* [Written exercise] Pictures aside, write out every record exactly as it appears.

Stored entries
· · · ·

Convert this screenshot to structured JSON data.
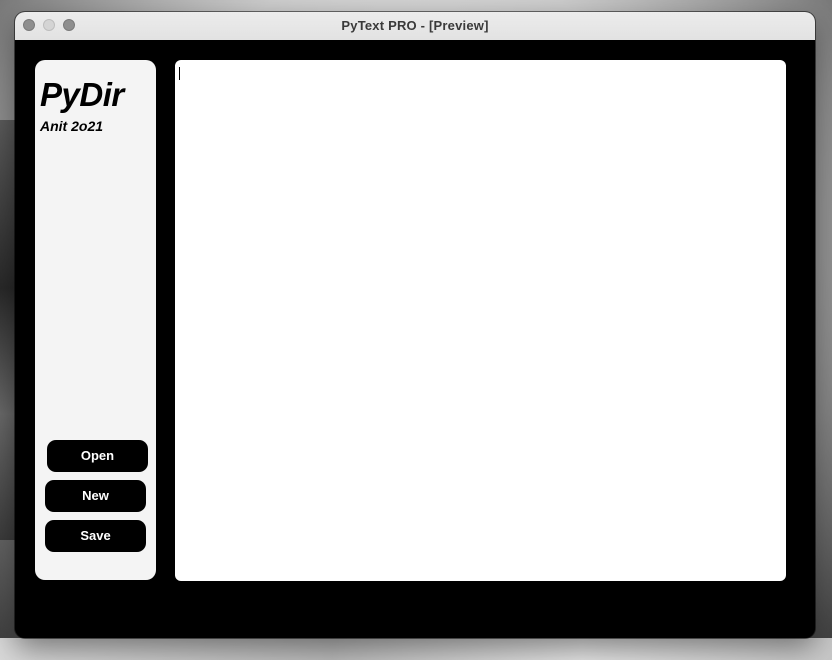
{
  "window": {
    "title": "PyText PRO - [Preview]"
  },
  "sidebar": {
    "logo": "PyDir",
    "subtitle": "Anit 2o21",
    "buttons": {
      "open_label": "Open",
      "new_label": "New",
      "save_label": "Save"
    }
  },
  "editor": {
    "content": ""
  },
  "colors": {
    "window_background": "#000000",
    "panel_background": "#f4f4f4",
    "editor_background": "#ffffff",
    "button_background": "#000000",
    "button_text": "#ffffff"
  }
}
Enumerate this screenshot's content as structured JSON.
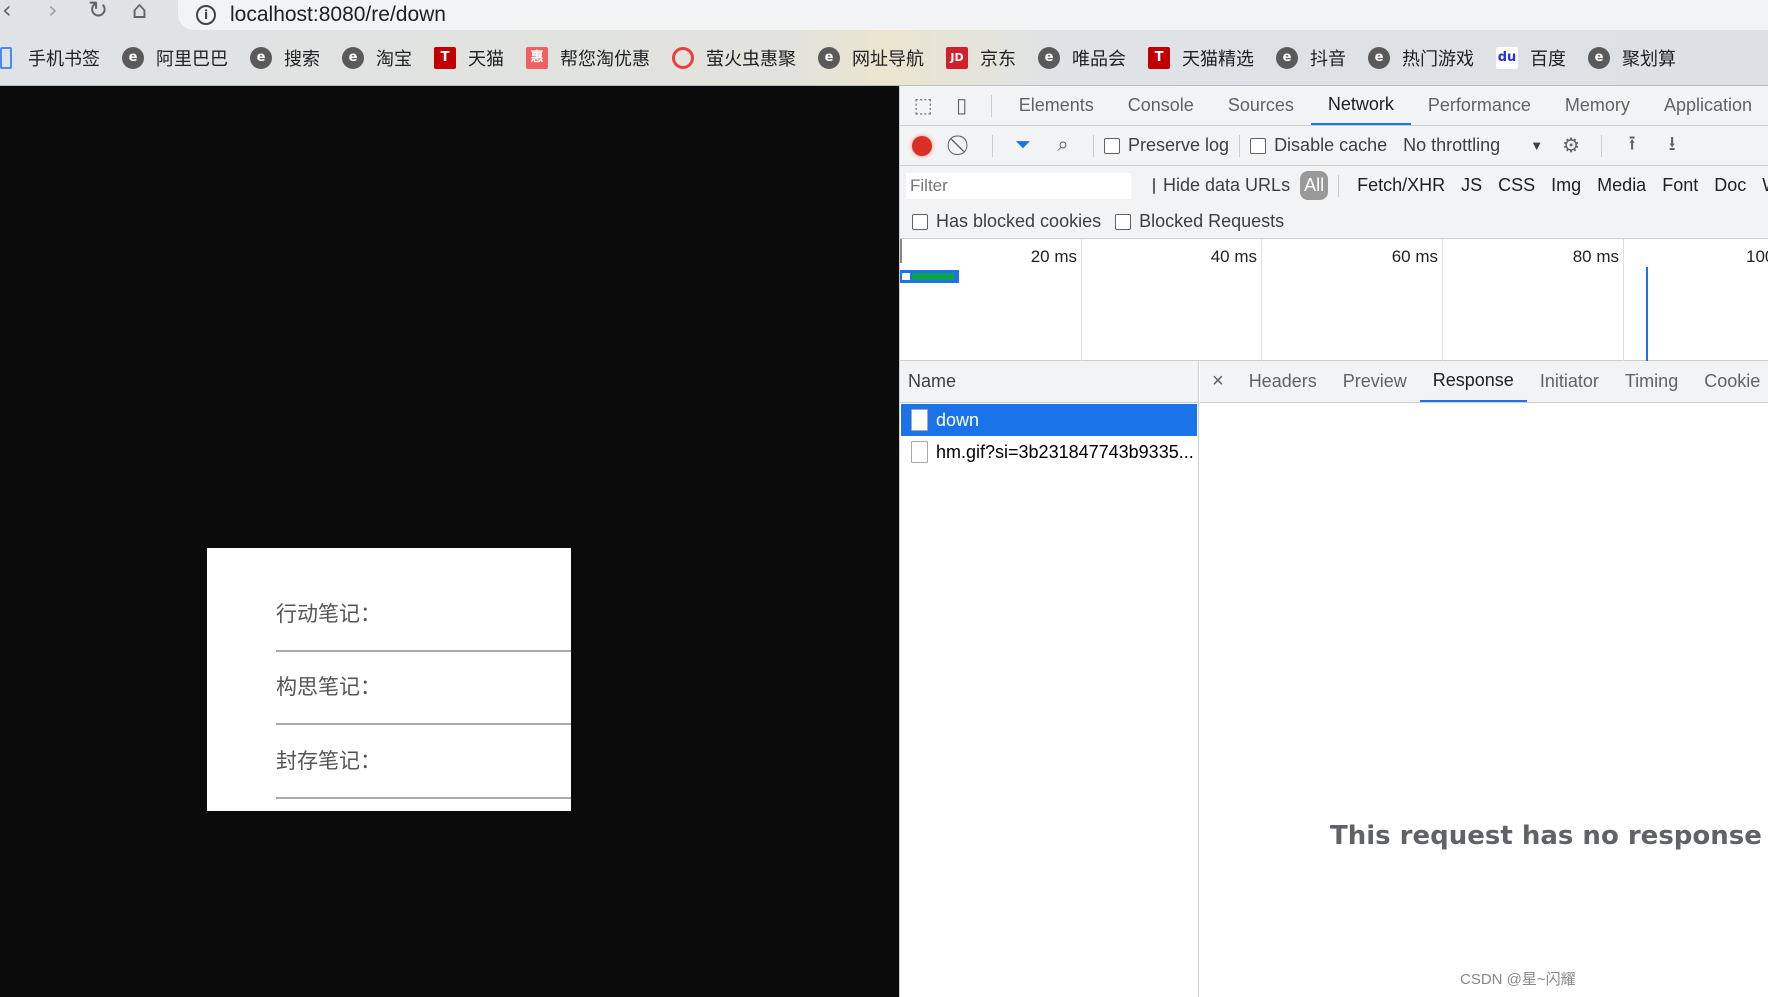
{
  "browser": {
    "url": "localhost:8080/re/down",
    "nav": {
      "back": "‹",
      "forward": "›",
      "reload": "↻",
      "home": "⌂"
    },
    "bookmarks": [
      {
        "label": "手机书签",
        "icon": "bookmark-folder-icon",
        "color": "#4a8af4"
      },
      {
        "label": "阿里巴巴",
        "icon": "e-icon",
        "color": "#5a5a5a"
      },
      {
        "label": "搜索",
        "icon": "e-icon",
        "color": "#5a5a5a"
      },
      {
        "label": "淘宝",
        "icon": "e-icon",
        "color": "#5a5a5a"
      },
      {
        "label": "天猫",
        "icon": "tmall-icon",
        "color": "#c00000",
        "glyph": "T"
      },
      {
        "label": "帮您淘优惠",
        "icon": "hui-icon",
        "color": "#f06060",
        "glyph": "惠"
      },
      {
        "label": "萤火虫惠聚",
        "icon": "firefly-icon",
        "color": "#e94040",
        "glyph": "○"
      },
      {
        "label": "网址导航",
        "icon": "e-icon",
        "color": "#5a5a5a"
      },
      {
        "label": "京东",
        "icon": "jd-icon",
        "color": "#d0202e",
        "glyph": "JD"
      },
      {
        "label": "唯品会",
        "icon": "e-icon",
        "color": "#5a5a5a"
      },
      {
        "label": "天猫精选",
        "icon": "tmall-icon",
        "color": "#c00000",
        "glyph": "T"
      },
      {
        "label": "抖音",
        "icon": "e-icon",
        "color": "#5a5a5a"
      },
      {
        "label": "热门游戏",
        "icon": "e-icon",
        "color": "#5a5a5a"
      },
      {
        "label": "百度",
        "icon": "baidu-icon",
        "color": "#2932e1",
        "glyph": "du"
      },
      {
        "label": "聚划算",
        "icon": "e-icon",
        "color": "#5a5a5a"
      }
    ]
  },
  "page": {
    "notes": [
      "行动笔记：",
      "构思笔记：",
      "封存笔记："
    ]
  },
  "devtools": {
    "tabs": [
      "Elements",
      "Console",
      "Sources",
      "Network",
      "Performance",
      "Memory",
      "Application"
    ],
    "active_tab": "Network",
    "toolbar": {
      "preserve_log": "Preserve log",
      "disable_cache": "Disable cache",
      "throttling": "No throttling"
    },
    "filter": {
      "placeholder": "Filter",
      "hide_data_urls": "Hide data URLs",
      "types": [
        "All",
        "Fetch/XHR",
        "JS",
        "CSS",
        "Img",
        "Media",
        "Font",
        "Doc",
        "W"
      ]
    },
    "blocked": {
      "cookies": "Has blocked cookies",
      "requests": "Blocked Requests"
    },
    "timeline": {
      "ticks": [
        "20 ms",
        "40 ms",
        "60 ms",
        "80 ms",
        "100"
      ]
    },
    "requests": {
      "header": "Name",
      "rows": [
        {
          "name": "down",
          "selected": true
        },
        {
          "name": "hm.gif?si=3b231847743b9335..."
        }
      ]
    },
    "detail_tabs": [
      "Headers",
      "Preview",
      "Response",
      "Initiator",
      "Timing",
      "Cookie"
    ],
    "detail_active": "Response",
    "close": "×",
    "no_response": "This request has no response d"
  },
  "watermark": "CSDN @星~闪耀",
  "colors": {
    "accent": "#1a73e8",
    "record": "#d93025",
    "selected_row": "#1a73e8"
  }
}
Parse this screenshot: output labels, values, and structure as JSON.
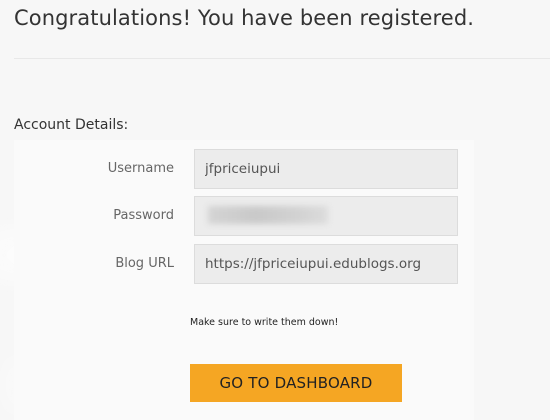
{
  "header": {
    "title": "Congratulations! You have been registered."
  },
  "account": {
    "section_title": "Account Details:",
    "fields": {
      "username": {
        "label": "Username",
        "value": "jfpriceiupui"
      },
      "password": {
        "label": "Password",
        "value": ""
      },
      "blog_url": {
        "label": "Blog URL",
        "value": "https://jfpriceiupui.edublogs.org"
      }
    },
    "note": "Make sure to write them down!"
  },
  "actions": {
    "dashboard_label": "GO TO DASHBOARD"
  },
  "colors": {
    "accent": "#f5a623",
    "page_background": "#f7f7f7",
    "input_background": "#ececec"
  }
}
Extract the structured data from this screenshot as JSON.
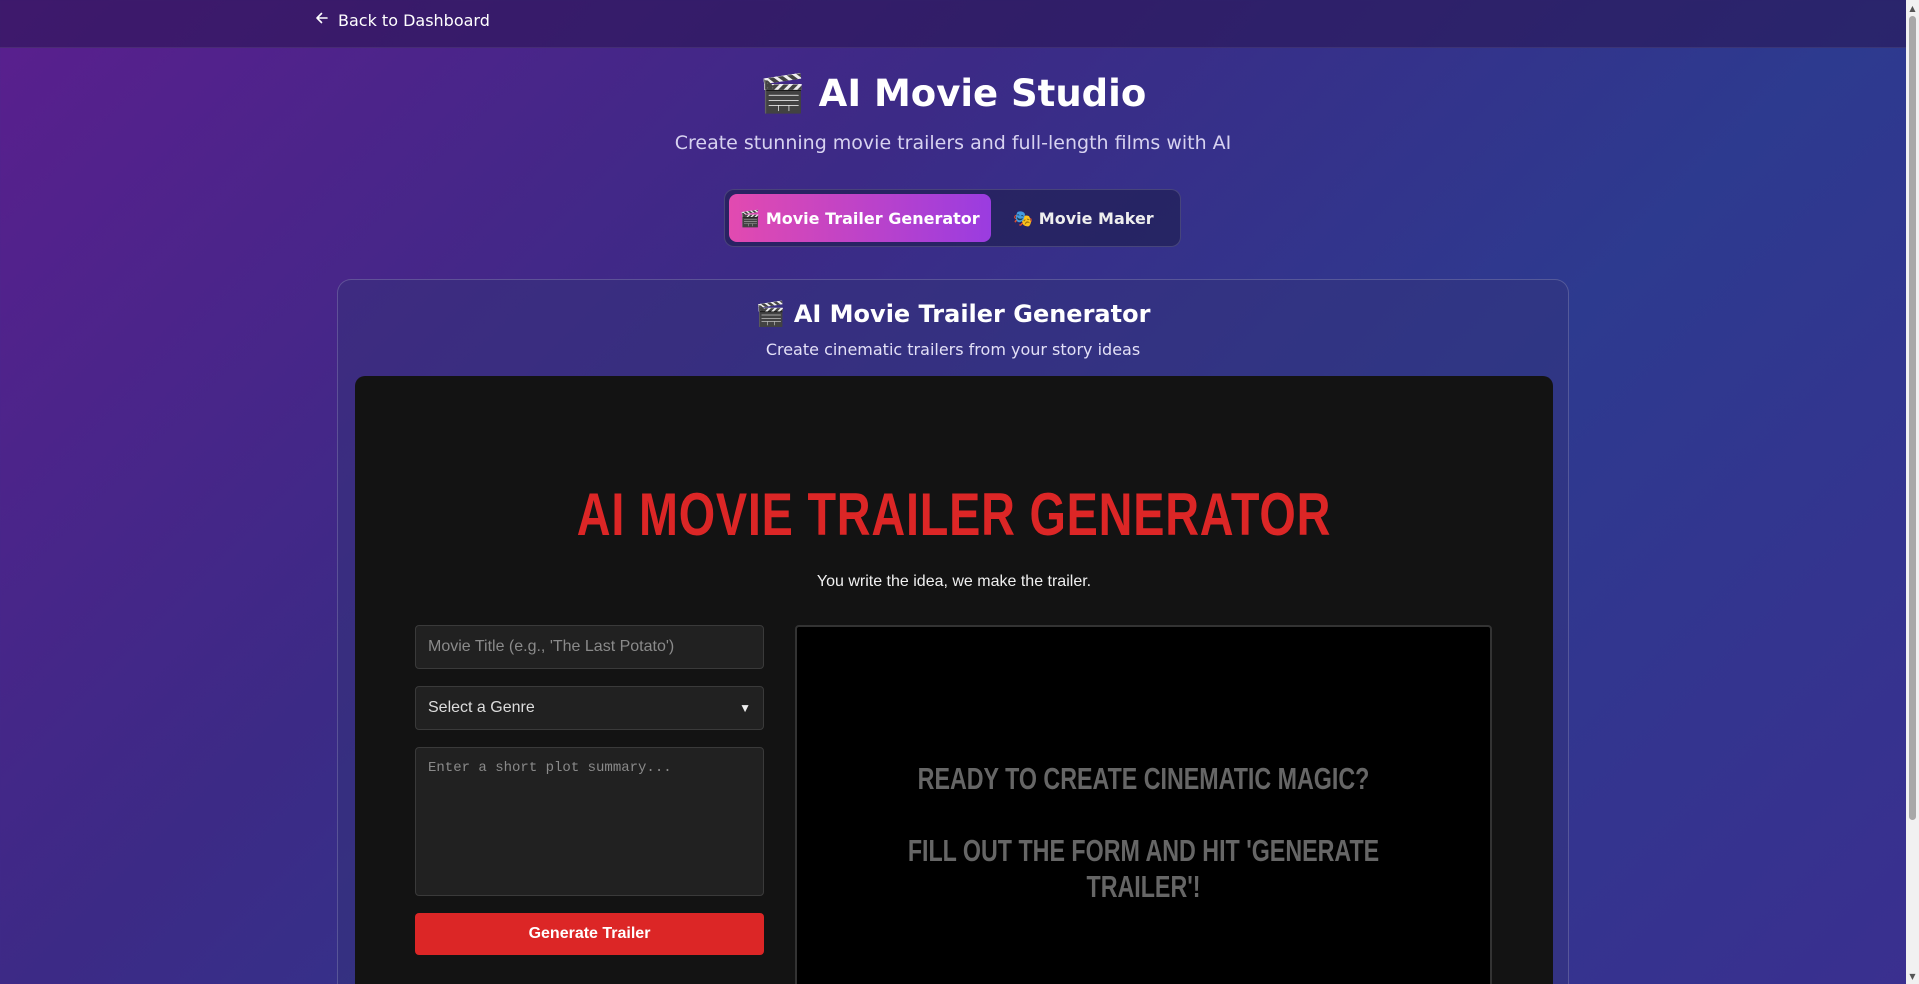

· · · ·

* [Response]
Convert this screenshot to structured JSON data.
{
  "window": {
    "title": "PyText PRO - [Preview]"
  },
  "sidebar": {
    "logo": "PyDir",
    "subtitle": "Anit 2o21",
    "buttons": {
      "open_label": "Open",
      "new_label": "New",
      "save_label": "Save"
    }
  },
  "editor": {
    "content": ""
  },
  "colors": {
    "window_background": "#000000",
    "panel_background": "#f4f4f4",
    "editor_background": "#ffffff",
    "button_background": "#000000",
    "button_text": "#ffffff"
  }
}
Enumerate this screenshot's content as structured JSON.
{
  "browser": {
    "url": "localhost:8080/re/down",
    "nav": {
      "back": "‹",
      "forward": "›",
      "reload": "↻",
      "home": "⌂"
    },
    "bookmarks": [
      {
        "label": "手机书签",
        "icon": "bookmark-folder-icon",
        "color": "#4a8af4"
      },
      {
        "label": "阿里巴巴",
        "icon": "e-icon",
        "color": "#5a5a5a"
      },
      {
        "label": "搜索",
        "icon": "e-icon",
        "color": "#5a5a5a"
      },
      {
        "label": "淘宝",
        "icon": "e-icon",
        "color": "#5a5a5a"
      },
      {
        "label": "天猫",
        "icon": "tmall-icon",
        "color": "#c00000",
        "glyph": "T"
      },
      {
        "label": "帮您淘优惠",
        "icon": "hui-icon",
        "color": "#f06060",
        "glyph": "惠"
      },
      {
        "label": "萤火虫惠聚",
        "icon": "firefly-icon",
        "color": "#e94040",
        "glyph": "○"
      },
      {
        "label": "网址导航",
        "icon": "e-icon",
        "color": "#5a5a5a"
      },
      {
        "label": "京东",
        "icon": "jd-icon",
        "color": "#d0202e",
        "glyph": "JD"
      },
      {
        "label": "唯品会",
        "icon": "e-icon",
        "color": "#5a5a5a"
      },
      {
        "label": "天猫精选",
        "icon": "tmall-icon",
        "color": "#c00000",
        "glyph": "T"
      },
      {
        "label": "抖音",
        "icon": "e-icon",
        "color": "#5a5a5a"
      },
      {
        "label": "热门游戏",
        "icon": "e-icon",
        "color": "#5a5a5a"
      },
      {
        "label": "百度",
        "icon": "baidu-icon",
        "color": "#2932e1",
        "glyph": "du"
      },
      {
        "label": "聚划算",
        "icon": "e-icon",
        "color": "#5a5a5a"
      }
    ]
  },
  "page": {
    "notes": [
      "行动笔记：",
      "构思笔记：",
      "封存笔记："
    ]
  },
  "devtools": {
    "tabs": [
      "Elements",
      "Console",
      "Sources",
      "Network",
      "Performance",
      "Memory",
      "Application"
    ],
    "active_tab": "Network",
    "toolbar": {
      "preserve_log": "Preserve log",
      "disable_cache": "Disable cache",
      "throttling": "No throttling"
    },
    "filter": {
      "placeholder": "Filter",
      "hide_data_urls": "Hide data URLs",
      "types": [
        "All",
        "Fetch/XHR",
        "JS",
        "CSS",
        "Img",
        "Media",
        "Font",
        "Doc",
        "W"
      ]
    },
    "blocked": {
      "cookies": "Has blocked cookies",
      "requests": "Blocked Requests"
    },
    "timeline": {
      "ticks": [
        "20 ms",
        "40 ms",
        "60 ms",
        "80 ms",
        "100"
      ]
    },
    "requests": {
      "header": "Name",
      "rows": [
        {
          "name": "down",
          "selected": true
        },
        {
          "name": "hm.gif?si=3b231847743b9335..."
        }
      ]
    },
    "detail_tabs": [
      "Headers",
      "Preview",
      "Response",
      "Initiator",
      "Timing",
      "Cookie"
    ],
    "detail_active": "Response",
    "close": "×",
    "no_response": "This request has no response d"
  },
  "watermark": "CSDN @星~闪耀",
  "colors": {
    "accent": "#1a73e8",
    "record": "#d93025",
    "selected_row": "#1a73e8"
  }
}
Parse this screenshot: output labels, values, and structure as JSON.
{
  "header": {
    "title": "Congratulations! You have been registered."
  },
  "account": {
    "section_title": "Account Details:",
    "fields": {
      "username": {
        "label": "Username",
        "value": "jfpriceiupui"
      },
      "password": {
        "label": "Password",
        "value": ""
      },
      "blog_url": {
        "label": "Blog URL",
        "value": "https://jfpriceiupui.edublogs.org"
      }
    },
    "note": "Make sure to write them down!"
  },
  "actions": {
    "dashboard_label": "GO TO DASHBOARD"
  },
  "colors": {
    "accent": "#f5a623",
    "page_background": "#f7f7f7",
    "input_background": "#ececec"
  }
}
Extract the structured data from this screenshot as JSON.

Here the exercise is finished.